> Task to carry out: Restate the entire listing word for word.

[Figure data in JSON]
******************************

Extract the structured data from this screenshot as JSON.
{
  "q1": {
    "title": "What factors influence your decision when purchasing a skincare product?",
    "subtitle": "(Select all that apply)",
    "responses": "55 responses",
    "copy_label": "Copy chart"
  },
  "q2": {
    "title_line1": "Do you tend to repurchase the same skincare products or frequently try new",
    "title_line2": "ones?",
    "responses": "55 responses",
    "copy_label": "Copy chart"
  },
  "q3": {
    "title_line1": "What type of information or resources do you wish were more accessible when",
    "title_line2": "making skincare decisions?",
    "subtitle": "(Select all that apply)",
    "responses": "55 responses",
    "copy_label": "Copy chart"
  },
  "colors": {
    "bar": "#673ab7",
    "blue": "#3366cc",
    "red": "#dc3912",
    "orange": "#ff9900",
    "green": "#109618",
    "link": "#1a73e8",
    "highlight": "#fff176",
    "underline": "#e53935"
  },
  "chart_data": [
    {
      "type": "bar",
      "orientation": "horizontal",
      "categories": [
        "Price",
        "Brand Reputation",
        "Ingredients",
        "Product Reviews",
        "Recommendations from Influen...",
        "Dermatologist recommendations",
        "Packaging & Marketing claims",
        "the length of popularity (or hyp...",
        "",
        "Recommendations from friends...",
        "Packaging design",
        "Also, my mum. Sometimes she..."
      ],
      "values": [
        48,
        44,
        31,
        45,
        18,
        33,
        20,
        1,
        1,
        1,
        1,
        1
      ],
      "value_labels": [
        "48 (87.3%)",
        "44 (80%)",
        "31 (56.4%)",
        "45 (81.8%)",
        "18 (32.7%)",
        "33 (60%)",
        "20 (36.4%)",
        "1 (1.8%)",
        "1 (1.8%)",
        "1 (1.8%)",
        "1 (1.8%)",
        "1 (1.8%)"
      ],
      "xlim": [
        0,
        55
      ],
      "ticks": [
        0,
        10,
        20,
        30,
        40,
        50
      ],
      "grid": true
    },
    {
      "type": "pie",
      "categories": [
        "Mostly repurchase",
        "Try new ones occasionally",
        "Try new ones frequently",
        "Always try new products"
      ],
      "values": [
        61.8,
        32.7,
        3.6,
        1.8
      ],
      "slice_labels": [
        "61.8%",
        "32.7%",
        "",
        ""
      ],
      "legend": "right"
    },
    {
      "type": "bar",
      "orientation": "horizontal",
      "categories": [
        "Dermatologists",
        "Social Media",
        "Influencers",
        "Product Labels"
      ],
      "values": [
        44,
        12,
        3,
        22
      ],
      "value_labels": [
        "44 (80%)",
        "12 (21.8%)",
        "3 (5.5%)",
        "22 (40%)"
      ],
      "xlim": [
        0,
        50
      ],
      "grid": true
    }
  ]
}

******************************

> Complete response:
Extract the structured data from this screenshot as JSON.
{
  "q1": {
    "title": "What factors influence your decision when purchasing a skincare product?",
    "subtitle": "(Select all that apply)",
    "responses": "55 responses",
    "copy_label": "Copy chart"
  },
  "q2": {
    "title_line1": "Do you tend to repurchase the same skincare products or frequently try new",
    "title_line2": "ones?",
    "responses": "55 responses",
    "copy_label": "Copy chart"
  },
  "q3": {
    "title_line1": "What type of information or resources do you wish were more accessible when",
    "title_line2": "making skincare decisions?",
    "subtitle": "(Select all that apply)",
    "responses": "55 responses",
    "copy_label": "Copy chart"
  },
  "colors": {
    "bar": "#673ab7",
    "blue": "#3366cc",
    "red": "#dc3912",
    "orange": "#ff9900",
    "green": "#109618",
    "link": "#1a73e8",
    "highlight": "#fff176",
    "underline": "#e53935"
  },
  "chart_data": [
    {
      "type": "bar",
      "orientation": "horizontal",
      "categories": [
        "Price",
        "Brand Reputation",
        "Ingredients",
        "Product Reviews",
        "Recommendations from Influen...",
        "Dermatologist recommendations",
        "Packaging & Marketing claims",
        "the length of popularity (or hyp...",
        "",
        "Recommendations from friends...",
        "Packaging design",
        "Also, my mum. Sometimes she..."
      ],
      "values": [
        48,
        44,
        31,
        45,
        18,
        33,
        20,
        1,
        1,
        1,
        1,
        1
      ],
      "value_labels": [
        "48 (87.3%)",
        "44 (80%)",
        "31 (56.4%)",
        "45 (81.8%)",
        "18 (32.7%)",
        "33 (60%)",
        "20 (36.4%)",
        "1 (1.8%)",
        "1 (1.8%)",
        "1 (1.8%)",
        "1 (1.8%)",
        "1 (1.8%)"
      ],
      "xlim": [
        0,
        55
      ],
      "ticks": [
        0,
        10,
        20,
        30,
        40,
        50
      ],
      "grid": true
    },
    {
      "type": "pie",
      "categories": [
        "Mostly repurchase",
        "Try new ones occasionally",
        "Try new ones frequently",
        "Always try new products"
      ],
      "values": [
        61.8,
        32.7,
        3.6,
        1.8
      ],
      "slice_labels": [
        "61.8%",
        "32.7%",
        "",
        ""
      ],
      "legend": "right"
    },
    {
      "type": "bar",
      "orientation": "horizontal",
      "categories": [
        "Dermatologists",
        "Social Media",
        "Influencers",
        "Product Labels"
      ],
      "values": [
        44,
        12,
        3,
        22
      ],
      "value_labels": [
        "44 (80%)",
        "12 (21.8%)",
        "3 (5.5%)",
        "22 (40%)"
      ],
      "xlim": [
        0,
        50
      ],
      "grid": true
    }
  ]
}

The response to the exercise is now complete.